### [Brief]
Retype each line exactly. Skip images.

** Start of Task inputs **

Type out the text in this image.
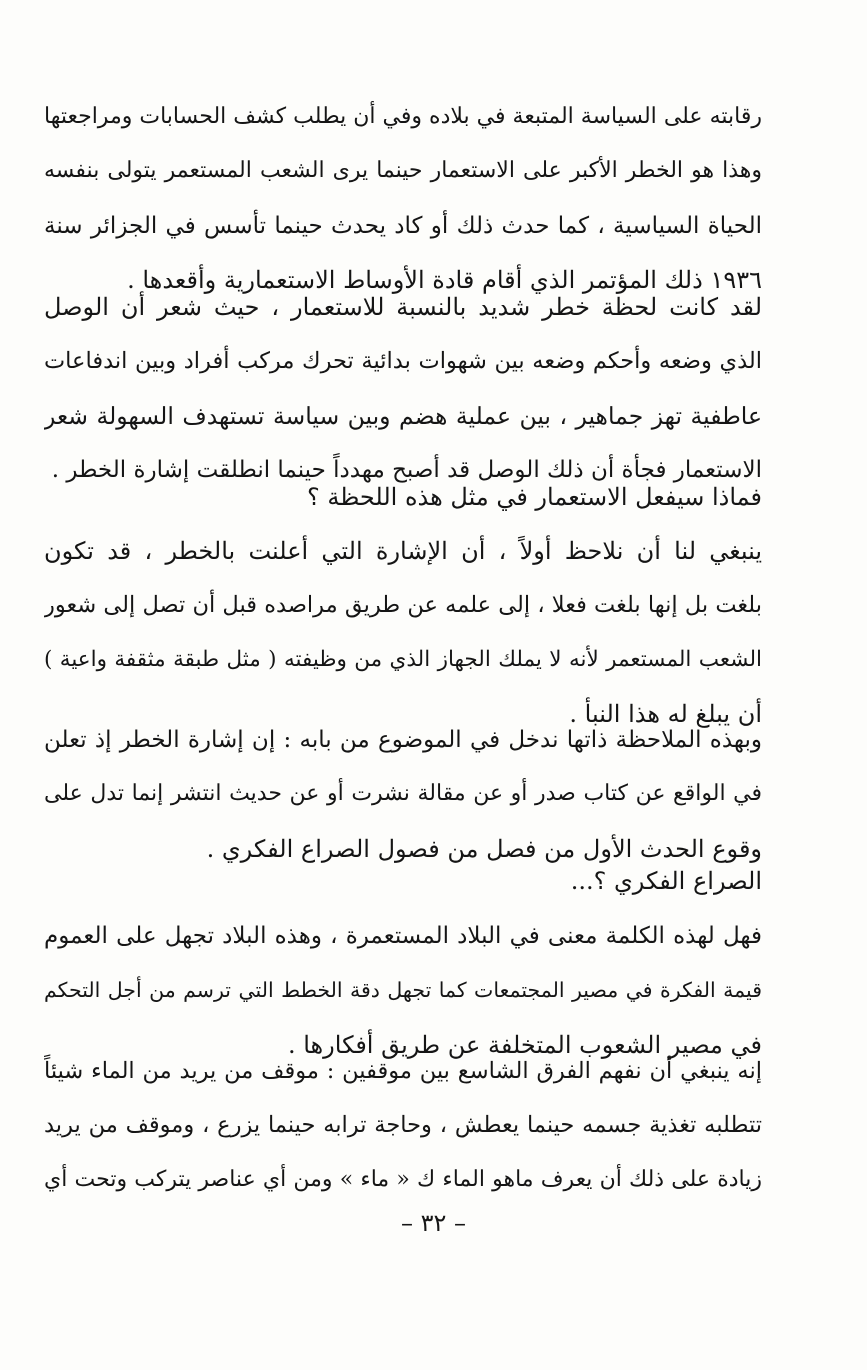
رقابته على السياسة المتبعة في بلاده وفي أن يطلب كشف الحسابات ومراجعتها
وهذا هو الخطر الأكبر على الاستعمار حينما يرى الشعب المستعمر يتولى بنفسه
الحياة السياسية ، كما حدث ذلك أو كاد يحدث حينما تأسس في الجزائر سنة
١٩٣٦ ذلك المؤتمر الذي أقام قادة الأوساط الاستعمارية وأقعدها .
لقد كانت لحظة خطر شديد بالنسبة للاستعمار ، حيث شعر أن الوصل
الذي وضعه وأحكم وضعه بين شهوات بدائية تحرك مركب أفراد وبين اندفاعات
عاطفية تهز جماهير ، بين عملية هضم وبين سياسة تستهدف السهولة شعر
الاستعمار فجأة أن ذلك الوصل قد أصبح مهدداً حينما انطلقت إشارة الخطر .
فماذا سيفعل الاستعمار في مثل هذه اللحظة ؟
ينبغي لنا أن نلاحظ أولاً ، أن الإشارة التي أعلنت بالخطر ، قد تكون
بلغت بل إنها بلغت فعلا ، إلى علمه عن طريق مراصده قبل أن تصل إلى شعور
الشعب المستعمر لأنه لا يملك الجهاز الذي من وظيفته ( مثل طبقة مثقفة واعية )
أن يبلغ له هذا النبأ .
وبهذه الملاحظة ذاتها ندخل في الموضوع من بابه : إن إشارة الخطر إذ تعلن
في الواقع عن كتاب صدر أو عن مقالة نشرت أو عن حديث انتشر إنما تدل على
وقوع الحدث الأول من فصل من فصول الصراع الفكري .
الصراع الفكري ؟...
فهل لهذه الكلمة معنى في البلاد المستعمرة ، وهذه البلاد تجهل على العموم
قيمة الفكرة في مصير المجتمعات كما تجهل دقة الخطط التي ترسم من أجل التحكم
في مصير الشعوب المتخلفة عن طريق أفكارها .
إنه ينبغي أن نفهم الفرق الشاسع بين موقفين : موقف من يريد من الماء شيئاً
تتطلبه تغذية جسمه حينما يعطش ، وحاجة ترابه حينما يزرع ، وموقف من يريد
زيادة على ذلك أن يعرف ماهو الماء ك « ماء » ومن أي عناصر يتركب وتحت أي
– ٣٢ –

** End of Task inputs **

### [Written answer]
Type out the text in this image.
رقابته على السياسة المتبعة في بلاده وفي أن يطلب كشف الحسابات ومراجعتها
وهذا هو الخطر الأكبر على الاستعمار حينما يرى الشعب المستعمر يتولى بنفسه
الحياة السياسية ، كما حدث ذلك أو كاد يحدث حينما تأسس في الجزائر سنة
١٩٣٦ ذلك المؤتمر الذي أقام قادة الأوساط الاستعمارية وأقعدها .
لقد كانت لحظة خطر شديد بالنسبة للاستعمار ، حيث شعر أن الوصل
الذي وضعه وأحكم وضعه بين شهوات بدائية تحرك مركب أفراد وبين اندفاعات
عاطفية تهز جماهير ، بين عملية هضم وبين سياسة تستهدف السهولة شعر
الاستعمار فجأة أن ذلك الوصل قد أصبح مهدداً حينما انطلقت إشارة الخطر .
فماذا سيفعل الاستعمار في مثل هذه اللحظة ؟
ينبغي لنا أن نلاحظ أولاً ، أن الإشارة التي أعلنت بالخطر ، قد تكون
بلغت بل إنها بلغت فعلا ، إلى علمه عن طريق مراصده قبل أن تصل إلى شعور
الشعب المستعمر لأنه لا يملك الجهاز الذي من وظيفته ( مثل طبقة مثقفة واعية )
أن يبلغ له هذا النبأ .
وبهذه الملاحظة ذاتها ندخل في الموضوع من بابه : إن إشارة الخطر إذ تعلن
في الواقع عن كتاب صدر أو عن مقالة نشرت أو عن حديث انتشر إنما تدل على
وقوع الحدث الأول من فصل من فصول الصراع الفكري .
الصراع الفكري ؟...
فهل لهذه الكلمة معنى في البلاد المستعمرة ، وهذه البلاد تجهل على العموم
قيمة الفكرة في مصير المجتمعات كما تجهل دقة الخطط التي ترسم من أجل التحكم
في مصير الشعوب المتخلفة عن طريق أفكارها .
إنه ينبغي أن نفهم الفرق الشاسع بين موقفين : موقف من يريد من الماء شيئاً
تتطلبه تغذية جسمه حينما يعطش ، وحاجة ترابه حينما يزرع ، وموقف من يريد
زيادة على ذلك أن يعرف ماهو الماء ك « ماء » ومن أي عناصر يتركب وتحت أي
– ٣٢ –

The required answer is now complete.